> _WRITTEN INSTRUCTION_:
Restate the entries word for word, omitting nothing.
-- BEGIN EXTRACTED MATERIAL --
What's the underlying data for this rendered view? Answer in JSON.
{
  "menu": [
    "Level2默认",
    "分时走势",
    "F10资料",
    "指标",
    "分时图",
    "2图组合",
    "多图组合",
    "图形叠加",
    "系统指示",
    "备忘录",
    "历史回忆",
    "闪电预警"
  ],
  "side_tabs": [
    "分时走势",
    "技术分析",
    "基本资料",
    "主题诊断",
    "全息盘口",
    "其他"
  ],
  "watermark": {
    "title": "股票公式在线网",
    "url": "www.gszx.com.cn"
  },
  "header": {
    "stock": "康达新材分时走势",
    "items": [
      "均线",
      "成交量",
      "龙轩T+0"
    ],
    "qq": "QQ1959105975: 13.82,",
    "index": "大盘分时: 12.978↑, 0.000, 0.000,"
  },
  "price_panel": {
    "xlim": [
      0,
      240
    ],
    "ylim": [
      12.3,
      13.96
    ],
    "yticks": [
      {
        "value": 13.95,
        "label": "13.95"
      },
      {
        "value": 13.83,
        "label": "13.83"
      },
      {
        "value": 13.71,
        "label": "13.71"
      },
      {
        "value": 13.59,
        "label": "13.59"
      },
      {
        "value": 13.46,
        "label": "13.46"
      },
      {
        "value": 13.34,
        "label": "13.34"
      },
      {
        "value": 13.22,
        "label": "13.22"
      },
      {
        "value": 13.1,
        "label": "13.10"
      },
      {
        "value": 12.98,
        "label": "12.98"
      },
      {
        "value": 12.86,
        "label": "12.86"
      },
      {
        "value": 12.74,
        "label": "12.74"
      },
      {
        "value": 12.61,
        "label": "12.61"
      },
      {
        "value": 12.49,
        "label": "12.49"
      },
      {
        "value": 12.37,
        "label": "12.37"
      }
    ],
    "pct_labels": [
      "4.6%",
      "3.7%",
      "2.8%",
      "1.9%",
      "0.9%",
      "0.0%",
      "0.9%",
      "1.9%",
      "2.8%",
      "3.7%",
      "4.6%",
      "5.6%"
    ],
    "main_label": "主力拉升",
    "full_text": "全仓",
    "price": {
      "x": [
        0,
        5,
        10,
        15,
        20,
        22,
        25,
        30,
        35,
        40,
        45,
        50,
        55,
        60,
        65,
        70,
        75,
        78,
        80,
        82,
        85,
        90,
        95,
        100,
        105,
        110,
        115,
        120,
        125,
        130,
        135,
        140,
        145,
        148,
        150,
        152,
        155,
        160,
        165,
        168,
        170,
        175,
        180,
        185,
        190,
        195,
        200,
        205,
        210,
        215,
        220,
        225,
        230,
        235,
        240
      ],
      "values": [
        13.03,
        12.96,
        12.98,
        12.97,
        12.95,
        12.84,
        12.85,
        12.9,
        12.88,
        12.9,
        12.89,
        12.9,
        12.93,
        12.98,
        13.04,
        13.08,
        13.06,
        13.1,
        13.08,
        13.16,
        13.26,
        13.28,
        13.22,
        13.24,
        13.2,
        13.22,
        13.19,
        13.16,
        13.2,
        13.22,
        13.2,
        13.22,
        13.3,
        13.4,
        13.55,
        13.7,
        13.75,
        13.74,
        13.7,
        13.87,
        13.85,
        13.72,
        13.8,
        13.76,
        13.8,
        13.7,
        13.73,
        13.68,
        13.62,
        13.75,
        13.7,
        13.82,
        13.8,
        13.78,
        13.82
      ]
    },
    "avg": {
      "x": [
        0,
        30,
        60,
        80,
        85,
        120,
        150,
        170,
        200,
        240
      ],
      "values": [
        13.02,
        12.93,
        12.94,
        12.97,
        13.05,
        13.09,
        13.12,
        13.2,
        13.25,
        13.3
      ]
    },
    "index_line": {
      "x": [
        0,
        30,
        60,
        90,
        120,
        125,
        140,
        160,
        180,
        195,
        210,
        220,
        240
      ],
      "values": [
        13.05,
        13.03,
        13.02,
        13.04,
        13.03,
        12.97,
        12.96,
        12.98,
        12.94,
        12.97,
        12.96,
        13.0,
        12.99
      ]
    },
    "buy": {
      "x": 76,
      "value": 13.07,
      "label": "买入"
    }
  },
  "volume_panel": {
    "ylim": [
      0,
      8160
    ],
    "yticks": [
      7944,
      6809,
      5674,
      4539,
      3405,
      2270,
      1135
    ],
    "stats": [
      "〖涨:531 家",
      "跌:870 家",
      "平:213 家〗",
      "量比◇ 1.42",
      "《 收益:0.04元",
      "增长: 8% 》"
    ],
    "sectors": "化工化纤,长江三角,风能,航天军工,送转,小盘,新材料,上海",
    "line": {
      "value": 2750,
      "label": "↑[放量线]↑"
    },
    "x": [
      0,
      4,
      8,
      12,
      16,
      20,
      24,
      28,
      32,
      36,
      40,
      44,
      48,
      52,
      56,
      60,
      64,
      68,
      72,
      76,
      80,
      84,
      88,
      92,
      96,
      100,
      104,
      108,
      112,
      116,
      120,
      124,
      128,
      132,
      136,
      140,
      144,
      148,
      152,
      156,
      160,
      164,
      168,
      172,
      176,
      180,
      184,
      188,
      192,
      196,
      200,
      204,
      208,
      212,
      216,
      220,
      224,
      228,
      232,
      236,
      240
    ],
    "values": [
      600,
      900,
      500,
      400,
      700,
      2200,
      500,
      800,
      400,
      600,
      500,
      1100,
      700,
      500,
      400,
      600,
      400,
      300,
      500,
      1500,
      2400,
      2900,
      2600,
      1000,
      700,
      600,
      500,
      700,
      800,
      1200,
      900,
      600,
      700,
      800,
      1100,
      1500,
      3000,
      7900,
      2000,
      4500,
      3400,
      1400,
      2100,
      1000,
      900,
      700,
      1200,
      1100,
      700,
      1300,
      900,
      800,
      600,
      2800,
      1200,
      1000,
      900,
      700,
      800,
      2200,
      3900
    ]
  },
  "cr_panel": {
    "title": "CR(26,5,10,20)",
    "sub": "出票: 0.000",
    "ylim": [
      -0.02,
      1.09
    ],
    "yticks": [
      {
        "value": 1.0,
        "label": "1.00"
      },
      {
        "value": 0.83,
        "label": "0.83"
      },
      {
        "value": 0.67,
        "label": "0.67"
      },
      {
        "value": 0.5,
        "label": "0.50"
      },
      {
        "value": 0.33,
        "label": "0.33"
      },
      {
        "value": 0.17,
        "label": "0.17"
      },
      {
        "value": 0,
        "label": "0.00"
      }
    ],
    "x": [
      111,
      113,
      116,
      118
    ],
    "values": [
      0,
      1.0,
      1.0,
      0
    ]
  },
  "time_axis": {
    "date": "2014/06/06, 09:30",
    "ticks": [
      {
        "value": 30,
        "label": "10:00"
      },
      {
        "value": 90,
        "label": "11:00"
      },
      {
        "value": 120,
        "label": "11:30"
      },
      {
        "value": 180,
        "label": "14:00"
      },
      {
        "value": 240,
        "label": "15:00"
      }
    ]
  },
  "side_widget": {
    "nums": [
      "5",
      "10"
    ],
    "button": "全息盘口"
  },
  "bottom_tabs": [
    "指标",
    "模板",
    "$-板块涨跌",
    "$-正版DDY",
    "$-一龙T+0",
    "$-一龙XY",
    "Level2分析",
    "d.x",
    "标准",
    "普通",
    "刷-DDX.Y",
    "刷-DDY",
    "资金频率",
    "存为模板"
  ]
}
-- END EXTRACTED MATERIAL --
> _ANSWER FOR THIS EXERCISE_:
What's the underlying data for this rendered view? Answer in JSON.
{
  "menu": [
    "Level2默认",
    "分时走势",
    "F10资料",
    "指标",
    "分时图",
    "2图组合",
    "多图组合",
    "图形叠加",
    "系统指示",
    "备忘录",
    "历史回忆",
    "闪电预警"
  ],
  "side_tabs": [
    "分时走势",
    "技术分析",
    "基本资料",
    "主题诊断",
    "全息盘口",
    "其他"
  ],
  "watermark": {
    "title": "股票公式在线网",
    "url": "www.gszx.com.cn"
  },
  "header": {
    "stock": "康达新材分时走势",
    "items": [
      "均线",
      "成交量",
      "龙轩T+0"
    ],
    "qq": "QQ1959105975: 13.82,",
    "index": "大盘分时: 12.978↑, 0.000, 0.000,"
  },
  "price_panel": {
    "xlim": [
      0,
      240
    ],
    "ylim": [
      12.3,
      13.96
    ],
    "yticks": [
      {
        "value": 13.95,
        "label": "13.95"
      },
      {
        "value": 13.83,
        "label": "13.83"
      },
      {
        "value": 13.71,
        "label": "13.71"
      },
      {
        "value": 13.59,
        "label": "13.59"
      },
      {
        "value": 13.46,
        "label": "13.46"
      },
      {
        "value": 13.34,
        "label": "13.34"
      },
      {
        "value": 13.22,
        "label": "13.22"
      },
      {
        "value": 13.1,
        "label": "13.10"
      },
      {
        "value": 12.98,
        "label": "12.98"
      },
      {
        "value": 12.86,
        "label": "12.86"
      },
      {
        "value": 12.74,
        "label": "12.74"
      },
      {
        "value": 12.61,
        "label": "12.61"
      },
      {
        "value": 12.49,
        "label": "12.49"
      },
      {
        "value": 12.37,
        "label": "12.37"
      }
    ],
    "pct_labels": [
      "4.6%",
      "3.7%",
      "2.8%",
      "1.9%",
      "0.9%",
      "0.0%",
      "0.9%",
      "1.9%",
      "2.8%",
      "3.7%",
      "4.6%",
      "5.6%"
    ],
    "main_label": "主力拉升",
    "full_text": "全仓",
    "price": {
      "x": [
        0,
        5,
        10,
        15,
        20,
        22,
        25,
        30,
        35,
        40,
        45,
        50,
        55,
        60,
        65,
        70,
        75,
        78,
        80,
        82,
        85,
        90,
        95,
        100,
        105,
        110,
        115,
        120,
        125,
        130,
        135,
        140,
        145,
        148,
        150,
        152,
        155,
        160,
        165,
        168,
        170,
        175,
        180,
        185,
        190,
        195,
        200,
        205,
        210,
        215,
        220,
        225,
        230,
        235,
        240
      ],
      "values": [
        13.03,
        12.96,
        12.98,
        12.97,
        12.95,
        12.84,
        12.85,
        12.9,
        12.88,
        12.9,
        12.89,
        12.9,
        12.93,
        12.98,
        13.04,
        13.08,
        13.06,
        13.1,
        13.08,
        13.16,
        13.26,
        13.28,
        13.22,
        13.24,
        13.2,
        13.22,
        13.19,
        13.16,
        13.2,
        13.22,
        13.2,
        13.22,
        13.3,
        13.4,
        13.55,
        13.7,
        13.75,
        13.74,
        13.7,
        13.87,
        13.85,
        13.72,
        13.8,
        13.76,
        13.8,
        13.7,
        13.73,
        13.68,
        13.62,
        13.75,
        13.7,
        13.82,
        13.8,
        13.78,
        13.82
      ]
    },
    "avg": {
      "x": [
        0,
        30,
        60,
        80,
        85,
        120,
        150,
        170,
        200,
        240
      ],
      "values": [
        13.02,
        12.93,
        12.94,
        12.97,
        13.05,
        13.09,
        13.12,
        13.2,
        13.25,
        13.3
      ]
    },
    "index_line": {
      "x": [
        0,
        30,
        60,
        90,
        120,
        125,
        140,
        160,
        180,
        195,
        210,
        220,
        240
      ],
      "values": [
        13.05,
        13.03,
        13.02,
        13.04,
        13.03,
        12.97,
        12.96,
        12.98,
        12.94,
        12.97,
        12.96,
        13.0,
        12.99
      ]
    },
    "buy": {
      "x": 76,
      "value": 13.07,
      "label": "买入"
    }
  },
  "volume_panel": {
    "ylim": [
      0,
      8160
    ],
    "yticks": [
      7944,
      6809,
      5674,
      4539,
      3405,
      2270,
      1135
    ],
    "stats": [
      "〖涨:531 家",
      "跌:870 家",
      "平:213 家〗",
      "量比◇ 1.42",
      "《 收益:0.04元",
      "增长: 8% 》"
    ],
    "sectors": "化工化纤,长江三角,风能,航天军工,送转,小盘,新材料,上海",
    "line": {
      "value": 2750,
      "label": "↑[放量线]↑"
    },
    "x": [
      0,
      4,
      8,
      12,
      16,
      20,
      24,
      28,
      32,
      36,
      40,
      44,
      48,
      52,
      56,
      60,
      64,
      68,
      72,
      76,
      80,
      84,
      88,
      92,
      96,
      100,
      104,
      108,
      112,
      116,
      120,
      124,
      128,
      132,
      136,
      140,
      144,
      148,
      152,
      156,
      160,
      164,
      168,
      172,
      176,
      180,
      184,
      188,
      192,
      196,
      200,
      204,
      208,
      212,
      216,
      220,
      224,
      228,
      232,
      236,
      240
    ],
    "values": [
      600,
      900,
      500,
      400,
      700,
      2200,
      500,
      800,
      400,
      600,
      500,
      1100,
      700,
      500,
      400,
      600,
      400,
      300,
      500,
      1500,
      2400,
      2900,
      2600,
      1000,
      700,
      600,
      500,
      700,
      800,
      1200,
      900,
      600,
      700,
      800,
      1100,
      1500,
      3000,
      7900,
      2000,
      4500,
      3400,
      1400,
      2100,
      1000,
      900,
      700,
      1200,
      1100,
      700,
      1300,
      900,
      800,
      600,
      2800,
      1200,
      1000,
      900,
      700,
      800,
      2200,
      3900
    ]
  },
  "cr_panel": {
    "title": "CR(26,5,10,20)",
    "sub": "出票: 0.000",
    "ylim": [
      -0.02,
      1.09
    ],
    "yticks": [
      {
        "value": 1.0,
        "label": "1.00"
      },
      {
        "value": 0.83,
        "label": "0.83"
      },
      {
        "value": 0.67,
        "label": "0.67"
      },
      {
        "value": 0.5,
        "label": "0.50"
      },
      {
        "value": 0.33,
        "label": "0.33"
      },
      {
        "value": 0.17,
        "label": "0.17"
      },
      {
        "value": 0,
        "label": "0.00"
      }
    ],
    "x": [
      111,
      113,
      116,
      118
    ],
    "values": [
      0,
      1.0,
      1.0,
      0
    ]
  },
  "time_axis": {
    "date": "2014/06/06, 09:30",
    "ticks": [
      {
        "value": 30,
        "label": "10:00"
      },
      {
        "value": 90,
        "label": "11:00"
      },
      {
        "value": 120,
        "label": "11:30"
      },
      {
        "value": 180,
        "label": "14:00"
      },
      {
        "value": 240,
        "label": "15:00"
      }
    ]
  },
  "side_widget": {
    "nums": [
      "5",
      "10"
    ],
    "button": "全息盘口"
  },
  "bottom_tabs": [
    "指标",
    "模板",
    "$-板块涨跌",
    "$-正版DDY",
    "$-一龙T+0",
    "$-一龙XY",
    "Level2分析",
    "d.x",
    "标准",
    "普通",
    "刷-DDX.Y",
    "刷-DDY",
    "资金频率",
    "存为模板"
  ]
}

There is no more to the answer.